Restate all of the entries exactly, dropping any pictures they hold.

— begin Data for this exercise —

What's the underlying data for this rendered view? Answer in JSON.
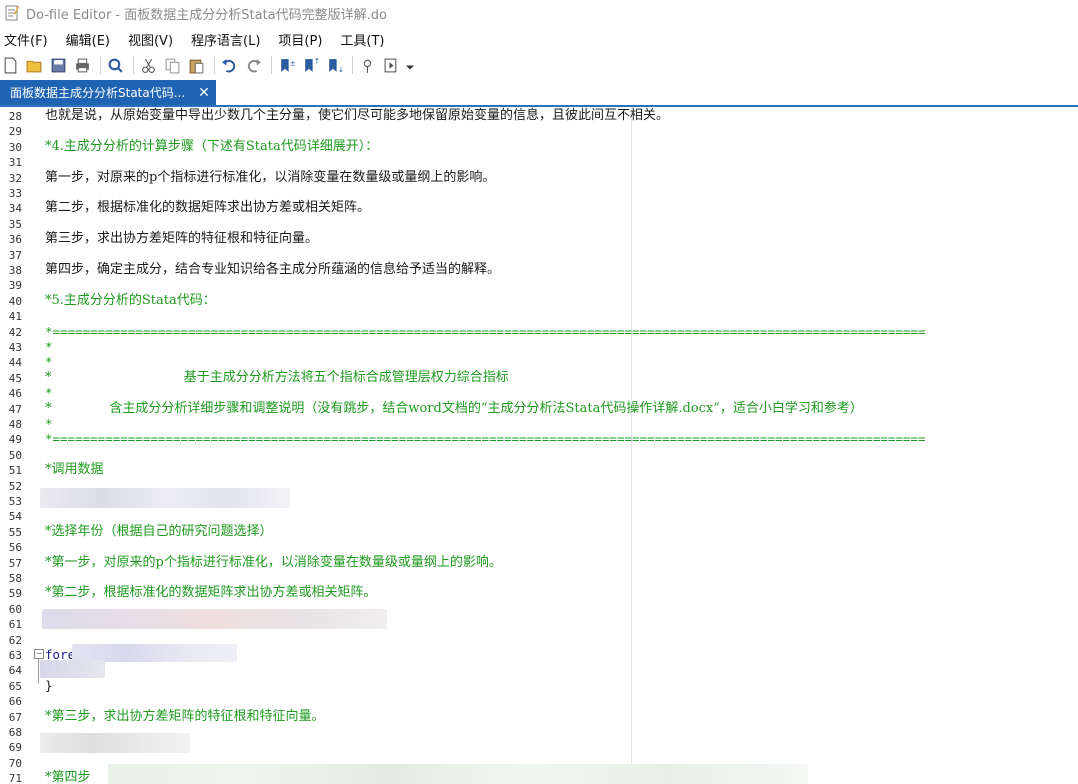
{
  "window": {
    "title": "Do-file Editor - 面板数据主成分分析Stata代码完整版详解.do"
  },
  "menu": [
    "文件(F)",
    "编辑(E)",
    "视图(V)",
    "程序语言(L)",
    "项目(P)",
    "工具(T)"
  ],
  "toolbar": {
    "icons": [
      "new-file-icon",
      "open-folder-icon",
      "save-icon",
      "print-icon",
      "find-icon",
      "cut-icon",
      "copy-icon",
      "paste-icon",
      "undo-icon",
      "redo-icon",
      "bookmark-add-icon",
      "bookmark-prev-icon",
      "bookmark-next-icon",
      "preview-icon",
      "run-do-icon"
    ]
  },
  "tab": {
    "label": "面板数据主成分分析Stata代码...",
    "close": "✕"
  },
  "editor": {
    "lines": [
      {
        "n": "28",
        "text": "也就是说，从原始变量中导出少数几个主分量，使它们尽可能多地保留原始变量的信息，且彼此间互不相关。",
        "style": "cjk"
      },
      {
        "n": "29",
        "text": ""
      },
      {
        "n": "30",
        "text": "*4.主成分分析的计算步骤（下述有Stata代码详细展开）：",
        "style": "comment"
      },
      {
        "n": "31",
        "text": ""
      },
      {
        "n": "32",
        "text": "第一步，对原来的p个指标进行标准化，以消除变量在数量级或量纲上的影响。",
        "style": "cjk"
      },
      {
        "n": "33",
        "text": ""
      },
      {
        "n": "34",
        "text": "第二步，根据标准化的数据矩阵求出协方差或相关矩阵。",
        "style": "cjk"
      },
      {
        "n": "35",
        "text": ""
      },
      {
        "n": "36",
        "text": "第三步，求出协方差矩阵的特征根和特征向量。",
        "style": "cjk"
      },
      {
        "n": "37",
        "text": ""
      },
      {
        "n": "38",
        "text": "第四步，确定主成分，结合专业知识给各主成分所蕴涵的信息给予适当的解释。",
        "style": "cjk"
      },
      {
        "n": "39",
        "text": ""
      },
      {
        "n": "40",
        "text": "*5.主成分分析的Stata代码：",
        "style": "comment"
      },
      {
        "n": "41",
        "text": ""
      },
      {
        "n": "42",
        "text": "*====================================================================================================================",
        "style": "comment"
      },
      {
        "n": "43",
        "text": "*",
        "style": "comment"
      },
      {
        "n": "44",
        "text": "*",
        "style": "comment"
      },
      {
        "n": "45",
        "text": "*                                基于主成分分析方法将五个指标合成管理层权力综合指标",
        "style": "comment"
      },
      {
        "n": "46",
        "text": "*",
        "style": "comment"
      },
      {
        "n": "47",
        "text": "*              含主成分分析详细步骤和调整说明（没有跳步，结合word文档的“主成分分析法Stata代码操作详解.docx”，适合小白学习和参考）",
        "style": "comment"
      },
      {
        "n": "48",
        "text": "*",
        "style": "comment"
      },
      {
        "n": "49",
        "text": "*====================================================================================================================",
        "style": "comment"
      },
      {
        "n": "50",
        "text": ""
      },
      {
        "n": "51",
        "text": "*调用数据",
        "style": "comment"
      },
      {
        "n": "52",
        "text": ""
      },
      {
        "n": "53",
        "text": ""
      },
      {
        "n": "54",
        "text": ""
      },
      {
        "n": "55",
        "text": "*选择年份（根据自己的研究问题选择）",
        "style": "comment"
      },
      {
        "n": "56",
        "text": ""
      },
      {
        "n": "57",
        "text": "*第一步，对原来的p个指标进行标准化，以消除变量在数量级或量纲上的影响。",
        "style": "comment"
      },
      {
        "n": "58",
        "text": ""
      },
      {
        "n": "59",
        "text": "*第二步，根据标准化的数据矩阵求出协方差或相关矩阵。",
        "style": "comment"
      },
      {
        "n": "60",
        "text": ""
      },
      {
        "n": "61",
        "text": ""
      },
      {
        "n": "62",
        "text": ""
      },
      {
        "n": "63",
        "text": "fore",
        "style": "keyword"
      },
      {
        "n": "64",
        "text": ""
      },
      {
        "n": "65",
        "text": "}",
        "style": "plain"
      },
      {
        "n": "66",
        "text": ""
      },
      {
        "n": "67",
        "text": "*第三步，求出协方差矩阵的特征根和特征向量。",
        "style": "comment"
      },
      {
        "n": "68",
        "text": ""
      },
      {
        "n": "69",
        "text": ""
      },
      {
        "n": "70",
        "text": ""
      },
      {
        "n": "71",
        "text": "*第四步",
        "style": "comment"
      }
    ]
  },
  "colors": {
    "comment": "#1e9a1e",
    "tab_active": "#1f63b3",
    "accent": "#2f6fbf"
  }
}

— end Data for this exercise —

▸ **Task solution**
What's the underlying data for this rendered view? Answer in JSON.
{
  "window": {
    "title": "Do-file Editor - 面板数据主成分分析Stata代码完整版详解.do"
  },
  "menu": [
    "文件(F)",
    "编辑(E)",
    "视图(V)",
    "程序语言(L)",
    "项目(P)",
    "工具(T)"
  ],
  "toolbar": {
    "icons": [
      "new-file-icon",
      "open-folder-icon",
      "save-icon",
      "print-icon",
      "find-icon",
      "cut-icon",
      "copy-icon",
      "paste-icon",
      "undo-icon",
      "redo-icon",
      "bookmark-add-icon",
      "bookmark-prev-icon",
      "bookmark-next-icon",
      "preview-icon",
      "run-do-icon"
    ]
  },
  "tab": {
    "label": "面板数据主成分分析Stata代码...",
    "close": "✕"
  },
  "editor": {
    "lines": [
      {
        "n": "28",
        "text": "也就是说，从原始变量中导出少数几个主分量，使它们尽可能多地保留原始变量的信息，且彼此间互不相关。",
        "style": "cjk"
      },
      {
        "n": "29",
        "text": ""
      },
      {
        "n": "30",
        "text": "*4.主成分分析的计算步骤（下述有Stata代码详细展开）：",
        "style": "comment"
      },
      {
        "n": "31",
        "text": ""
      },
      {
        "n": "32",
        "text": "第一步，对原来的p个指标进行标准化，以消除变量在数量级或量纲上的影响。",
        "style": "cjk"
      },
      {
        "n": "33",
        "text": ""
      },
      {
        "n": "34",
        "text": "第二步，根据标准化的数据矩阵求出协方差或相关矩阵。",
        "style": "cjk"
      },
      {
        "n": "35",
        "text": ""
      },
      {
        "n": "36",
        "text": "第三步，求出协方差矩阵的特征根和特征向量。",
        "style": "cjk"
      },
      {
        "n": "37",
        "text": ""
      },
      {
        "n": "38",
        "text": "第四步，确定主成分，结合专业知识给各主成分所蕴涵的信息给予适当的解释。",
        "style": "cjk"
      },
      {
        "n": "39",
        "text": ""
      },
      {
        "n": "40",
        "text": "*5.主成分分析的Stata代码：",
        "style": "comment"
      },
      {
        "n": "41",
        "text": ""
      },
      {
        "n": "42",
        "text": "*====================================================================================================================",
        "style": "comment"
      },
      {
        "n": "43",
        "text": "*",
        "style": "comment"
      },
      {
        "n": "44",
        "text": "*",
        "style": "comment"
      },
      {
        "n": "45",
        "text": "*                                基于主成分分析方法将五个指标合成管理层权力综合指标",
        "style": "comment"
      },
      {
        "n": "46",
        "text": "*",
        "style": "comment"
      },
      {
        "n": "47",
        "text": "*              含主成分分析详细步骤和调整说明（没有跳步，结合word文档的“主成分分析法Stata代码操作详解.docx”，适合小白学习和参考）",
        "style": "comment"
      },
      {
        "n": "48",
        "text": "*",
        "style": "comment"
      },
      {
        "n": "49",
        "text": "*====================================================================================================================",
        "style": "comment"
      },
      {
        "n": "50",
        "text": ""
      },
      {
        "n": "51",
        "text": "*调用数据",
        "style": "comment"
      },
      {
        "n": "52",
        "text": ""
      },
      {
        "n": "53",
        "text": ""
      },
      {
        "n": "54",
        "text": ""
      },
      {
        "n": "55",
        "text": "*选择年份（根据自己的研究问题选择）",
        "style": "comment"
      },
      {
        "n": "56",
        "text": ""
      },
      {
        "n": "57",
        "text": "*第一步，对原来的p个指标进行标准化，以消除变量在数量级或量纲上的影响。",
        "style": "comment"
      },
      {
        "n": "58",
        "text": ""
      },
      {
        "n": "59",
        "text": "*第二步，根据标准化的数据矩阵求出协方差或相关矩阵。",
        "style": "comment"
      },
      {
        "n": "60",
        "text": ""
      },
      {
        "n": "61",
        "text": ""
      },
      {
        "n": "62",
        "text": ""
      },
      {
        "n": "63",
        "text": "fore",
        "style": "keyword"
      },
      {
        "n": "64",
        "text": ""
      },
      {
        "n": "65",
        "text": "}",
        "style": "plain"
      },
      {
        "n": "66",
        "text": ""
      },
      {
        "n": "67",
        "text": "*第三步，求出协方差矩阵的特征根和特征向量。",
        "style": "comment"
      },
      {
        "n": "68",
        "text": ""
      },
      {
        "n": "69",
        "text": ""
      },
      {
        "n": "70",
        "text": ""
      },
      {
        "n": "71",
        "text": "*第四步",
        "style": "comment"
      }
    ]
  },
  "colors": {
    "comment": "#1e9a1e",
    "tab_active": "#1f63b3",
    "accent": "#2f6fbf"
  }
}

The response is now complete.